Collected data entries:
※

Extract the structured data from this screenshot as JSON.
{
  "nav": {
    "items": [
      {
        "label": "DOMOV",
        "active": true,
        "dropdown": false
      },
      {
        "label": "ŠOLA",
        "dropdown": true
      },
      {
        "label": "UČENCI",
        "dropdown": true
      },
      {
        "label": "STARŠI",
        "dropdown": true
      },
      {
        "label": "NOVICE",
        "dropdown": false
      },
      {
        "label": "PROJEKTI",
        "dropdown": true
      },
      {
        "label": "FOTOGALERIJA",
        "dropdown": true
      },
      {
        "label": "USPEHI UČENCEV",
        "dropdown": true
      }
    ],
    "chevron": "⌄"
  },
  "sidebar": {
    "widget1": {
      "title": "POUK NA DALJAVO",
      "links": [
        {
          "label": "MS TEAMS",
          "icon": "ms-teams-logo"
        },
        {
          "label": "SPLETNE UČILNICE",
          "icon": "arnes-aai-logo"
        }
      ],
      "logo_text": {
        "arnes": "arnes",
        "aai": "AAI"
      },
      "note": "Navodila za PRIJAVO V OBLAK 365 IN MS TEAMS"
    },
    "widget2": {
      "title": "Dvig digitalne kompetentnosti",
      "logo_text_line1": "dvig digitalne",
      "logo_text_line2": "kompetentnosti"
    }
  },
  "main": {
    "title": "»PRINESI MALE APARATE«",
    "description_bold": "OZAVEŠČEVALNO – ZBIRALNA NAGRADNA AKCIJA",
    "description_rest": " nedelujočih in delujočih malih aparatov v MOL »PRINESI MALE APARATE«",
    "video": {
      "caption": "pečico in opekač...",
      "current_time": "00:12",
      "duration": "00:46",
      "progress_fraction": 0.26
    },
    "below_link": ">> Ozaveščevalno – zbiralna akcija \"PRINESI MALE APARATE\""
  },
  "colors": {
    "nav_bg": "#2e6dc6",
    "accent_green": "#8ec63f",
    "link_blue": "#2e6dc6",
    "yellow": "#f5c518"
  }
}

※

Exercise description>
Consider the entries above and return each line with the string "PRINESI".

Exercise answer>
    "title": "»PRINESI MALE APARATE«",
    "description_rest": " nedelujočih in delujočih malih aparatov v MOL »PRINESI MALE APARATE«",
    "below_link": ">> Ozaveščevalno – zbiralna akcija \"PRINESI MALE APARATE\""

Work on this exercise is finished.